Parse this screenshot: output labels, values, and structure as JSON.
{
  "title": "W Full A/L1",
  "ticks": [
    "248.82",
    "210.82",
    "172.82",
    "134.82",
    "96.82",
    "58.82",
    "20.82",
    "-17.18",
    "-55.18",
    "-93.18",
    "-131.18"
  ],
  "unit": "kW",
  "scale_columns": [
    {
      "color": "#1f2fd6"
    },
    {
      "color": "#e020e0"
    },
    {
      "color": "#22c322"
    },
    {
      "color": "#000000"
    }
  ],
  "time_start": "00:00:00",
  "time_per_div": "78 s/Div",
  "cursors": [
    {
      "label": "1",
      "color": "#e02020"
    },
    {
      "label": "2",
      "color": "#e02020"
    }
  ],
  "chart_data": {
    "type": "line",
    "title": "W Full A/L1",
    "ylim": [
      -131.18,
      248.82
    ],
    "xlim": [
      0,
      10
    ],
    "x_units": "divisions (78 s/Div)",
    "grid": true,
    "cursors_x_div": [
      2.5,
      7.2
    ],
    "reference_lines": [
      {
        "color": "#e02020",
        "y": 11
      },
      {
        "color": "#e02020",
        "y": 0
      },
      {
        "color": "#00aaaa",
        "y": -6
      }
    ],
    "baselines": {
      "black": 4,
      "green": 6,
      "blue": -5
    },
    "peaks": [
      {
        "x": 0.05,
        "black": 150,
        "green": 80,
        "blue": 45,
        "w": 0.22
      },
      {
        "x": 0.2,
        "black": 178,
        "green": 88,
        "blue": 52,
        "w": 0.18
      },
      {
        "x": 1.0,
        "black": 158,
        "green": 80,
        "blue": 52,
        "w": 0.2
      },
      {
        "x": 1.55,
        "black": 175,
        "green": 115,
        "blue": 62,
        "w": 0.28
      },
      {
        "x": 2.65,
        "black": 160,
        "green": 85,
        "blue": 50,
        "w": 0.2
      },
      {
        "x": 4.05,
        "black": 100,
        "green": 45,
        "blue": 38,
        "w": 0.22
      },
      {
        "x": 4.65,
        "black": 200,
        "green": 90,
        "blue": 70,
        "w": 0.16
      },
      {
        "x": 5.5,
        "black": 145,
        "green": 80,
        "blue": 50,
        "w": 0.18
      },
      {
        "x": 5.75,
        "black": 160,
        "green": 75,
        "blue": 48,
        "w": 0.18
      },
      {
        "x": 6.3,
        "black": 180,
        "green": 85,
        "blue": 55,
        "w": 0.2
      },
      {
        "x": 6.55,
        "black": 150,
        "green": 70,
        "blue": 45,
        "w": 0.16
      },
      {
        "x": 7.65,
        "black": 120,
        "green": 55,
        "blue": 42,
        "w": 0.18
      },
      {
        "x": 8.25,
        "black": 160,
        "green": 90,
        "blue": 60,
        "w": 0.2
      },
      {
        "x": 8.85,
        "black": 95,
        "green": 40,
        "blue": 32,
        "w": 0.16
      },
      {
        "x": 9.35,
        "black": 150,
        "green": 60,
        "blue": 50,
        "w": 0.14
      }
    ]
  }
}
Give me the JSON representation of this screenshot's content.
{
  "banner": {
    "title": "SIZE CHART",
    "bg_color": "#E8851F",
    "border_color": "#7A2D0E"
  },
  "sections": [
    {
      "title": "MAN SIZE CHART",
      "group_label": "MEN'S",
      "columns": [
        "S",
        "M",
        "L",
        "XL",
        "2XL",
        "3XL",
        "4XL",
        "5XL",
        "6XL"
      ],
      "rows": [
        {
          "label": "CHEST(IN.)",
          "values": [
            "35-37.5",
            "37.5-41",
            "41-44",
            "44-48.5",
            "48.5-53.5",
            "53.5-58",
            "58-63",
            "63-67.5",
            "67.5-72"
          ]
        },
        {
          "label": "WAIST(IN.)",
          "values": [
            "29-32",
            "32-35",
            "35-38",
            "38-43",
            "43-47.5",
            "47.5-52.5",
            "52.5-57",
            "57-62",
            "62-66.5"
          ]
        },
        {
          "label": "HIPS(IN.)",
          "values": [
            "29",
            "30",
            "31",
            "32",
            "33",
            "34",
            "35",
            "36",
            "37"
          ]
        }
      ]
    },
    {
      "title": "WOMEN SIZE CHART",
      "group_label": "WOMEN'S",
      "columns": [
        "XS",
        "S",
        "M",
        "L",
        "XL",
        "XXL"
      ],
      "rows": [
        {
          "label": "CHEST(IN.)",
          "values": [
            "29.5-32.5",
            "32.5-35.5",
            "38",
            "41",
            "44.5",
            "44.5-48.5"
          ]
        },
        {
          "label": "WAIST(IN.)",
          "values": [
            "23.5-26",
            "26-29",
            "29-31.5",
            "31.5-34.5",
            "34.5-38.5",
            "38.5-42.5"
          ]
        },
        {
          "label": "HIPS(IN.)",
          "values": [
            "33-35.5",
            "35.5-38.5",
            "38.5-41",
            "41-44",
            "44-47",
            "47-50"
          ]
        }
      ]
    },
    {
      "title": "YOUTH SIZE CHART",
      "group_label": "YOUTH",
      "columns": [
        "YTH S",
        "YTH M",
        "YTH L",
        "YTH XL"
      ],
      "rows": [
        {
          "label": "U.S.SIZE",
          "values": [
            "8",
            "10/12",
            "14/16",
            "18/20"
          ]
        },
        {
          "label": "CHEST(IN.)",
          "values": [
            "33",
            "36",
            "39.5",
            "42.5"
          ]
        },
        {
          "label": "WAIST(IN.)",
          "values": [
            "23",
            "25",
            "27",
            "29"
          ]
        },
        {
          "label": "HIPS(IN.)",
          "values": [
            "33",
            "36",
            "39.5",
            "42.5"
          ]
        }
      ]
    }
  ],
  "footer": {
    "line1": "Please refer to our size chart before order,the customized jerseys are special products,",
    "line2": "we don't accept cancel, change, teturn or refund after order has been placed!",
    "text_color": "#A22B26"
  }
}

-=-=-=-=-

**TASK TO CARRY OUT**
Extract each line of the listing above, copying it word for word.

**SOLUTION FOR THIS TASK**
Parse this screenshot: output labels, values, and structure as JSON.
{
  "title": "W Full A/L1",
  "ticks": [
    "248.82",
    "210.82",
    "172.82",
    "134.82",
    "96.82",
    "58.82",
    "20.82",
    "-17.18",
    "-55.18",
    "-93.18",
    "-131.18"
  ],
  "unit": "kW",
  "scale_columns": [
    {
      "color": "#1f2fd6"
    },
    {
      "color": "#e020e0"
    },
    {
      "color": "#22c322"
    },
    {
      "color": "#000000"
    }
  ],
  "time_start": "00:00:00",
  "time_per_div": "78 s/Div",
  "cursors": [
    {
      "label": "1",
      "color": "#e02020"
    },
    {
      "label": "2",
      "color": "#e02020"
    }
  ],
  "chart_data": {
    "type": "line",
    "title": "W Full A/L1",
    "ylim": [
      -131.18,
      248.82
    ],
    "xlim": [
      0,
      10
    ],
    "x_units": "divisions (78 s/Div)",
    "grid": true,
    "cursors_x_div": [
      2.5,
      7.2
    ],
    "reference_lines": [
      {
        "color": "#e02020",
        "y": 11
      },
      {
        "color": "#e02020",
        "y": 0
      },
      {
        "color": "#00aaaa",
        "y": -6
      }
    ],
    "baselines": {
      "black": 4,
      "green": 6,
      "blue": -5
    },
    "peaks": [
      {
        "x": 0.05,
        "black": 150,
        "green": 80,
        "blue": 45,
        "w": 0.22
      },
      {
        "x": 0.2,
        "black": 178,
        "green": 88,
        "blue": 52,
        "w": 0.18
      },
      {
        "x": 1.0,
        "black": 158,
        "green": 80,
        "blue": 52,
        "w": 0.2
      },
      {
        "x": 1.55,
        "black": 175,
        "green": 115,
        "blue": 62,
        "w": 0.28
      },
      {
        "x": 2.65,
        "black": 160,
        "green": 85,
        "blue": 50,
        "w": 0.2
      },
      {
        "x": 4.05,
        "black": 100,
        "green": 45,
        "blue": 38,
        "w": 0.22
      },
      {
        "x": 4.65,
        "black": 200,
        "green": 90,
        "blue": 70,
        "w": 0.16
      },
      {
        "x": 5.5,
        "black": 145,
        "green": 80,
        "blue": 50,
        "w": 0.18
      },
      {
        "x": 5.75,
        "black": 160,
        "green": 75,
        "blue": 48,
        "w": 0.18
      },
      {
        "x": 6.3,
        "black": 180,
        "green": 85,
        "blue": 55,
        "w": 0.2
      },
      {
        "x": 6.55,
        "black": 150,
        "green": 70,
        "blue": 45,
        "w": 0.16
      },
      {
        "x": 7.65,
        "black": 120,
        "green": 55,
        "blue": 42,
        "w": 0.18
      },
      {
        "x": 8.25,
        "black": 160,
        "green": 90,
        "blue": 60,
        "w": 0.2
      },
      {
        "x": 8.85,
        "black": 95,
        "green": 40,
        "blue": 32,
        "w": 0.16
      },
      {
        "x": 9.35,
        "black": 150,
        "green": 60,
        "blue": 50,
        "w": 0.14
      }
    ]
  }
}
Give me the JSON representation of this screenshot's content.
{
  "banner": {
    "title": "SIZE CHART",
    "bg_color": "#E8851F",
    "border_color": "#7A2D0E"
  },
  "sections": [
    {
      "title": "MAN SIZE CHART",
      "group_label": "MEN'S",
      "columns": [
        "S",
        "M",
        "L",
        "XL",
        "2XL",
        "3XL",
        "4XL",
        "5XL",
        "6XL"
      ],
      "rows": [
        {
          "label": "CHEST(IN.)",
          "values": [
            "35-37.5",
            "37.5-41",
            "41-44",
            "44-48.5",
            "48.5-53.5",
            "53.5-58",
            "58-63",
            "63-67.5",
            "67.5-72"
          ]
        },
        {
          "label": "WAIST(IN.)",
          "values": [
            "29-32",
            "32-35",
            "35-38",
            "38-43",
            "43-47.5",
            "47.5-52.5",
            "52.5-57",
            "57-62",
            "62-66.5"
          ]
        },
        {
          "label": "HIPS(IN.)",
          "values": [
            "29",
            "30",
            "31",
            "32",
            "33",
            "34",
            "35",
            "36",
            "37"
          ]
        }
      ]
    },
    {
      "title": "WOMEN SIZE CHART",
      "group_label": "WOMEN'S",
      "columns": [
        "XS",
        "S",
        "M",
        "L",
        "XL",
        "XXL"
      ],
      "rows": [
        {
          "label": "CHEST(IN.)",
          "values": [
            "29.5-32.5",
            "32.5-35.5",
            "38",
            "41",
            "44.5",
            "44.5-48.5"
          ]
        },
        {
          "label": "WAIST(IN.)",
          "values": [
            "23.5-26",
            "26-29",
            "29-31.5",
            "31.5-34.5",
            "34.5-38.5",
            "38.5-42.5"
          ]
        },
        {
          "label": "HIPS(IN.)",
          "values": [
            "33-35.5",
            "35.5-38.5",
            "38.5-41",
            "41-44",
            "44-47",
            "47-50"
          ]
        }
      ]
    },
    {
      "title": "YOUTH SIZE CHART",
      "group_label": "YOUTH",
      "columns": [
        "YTH S",
        "YTH M",
        "YTH L",
        "YTH XL"
      ],
      "rows": [
        {
          "label": "U.S.SIZE",
          "values": [
            "8",
            "10/12",
            "14/16",
            "18/20"
          ]
        },
        {
          "label": "CHEST(IN.)",
          "values": [
            "33",
            "36",
            "39.5",
            "42.5"
          ]
        },
        {
          "label": "WAIST(IN.)",
          "values": [
            "23",
            "25",
            "27",
            "29"
          ]
        },
        {
          "label": "HIPS(IN.)",
          "values": [
            "33",
            "36",
            "39.5",
            "42.5"
          ]
        }
      ]
    }
  ],
  "footer": {
    "line1": "Please refer to our size chart before order,the customized jerseys are special products,",
    "line2": "we don't accept cancel, change, teturn or refund after order has been placed!",
    "text_color": "#A22B26"
  }
}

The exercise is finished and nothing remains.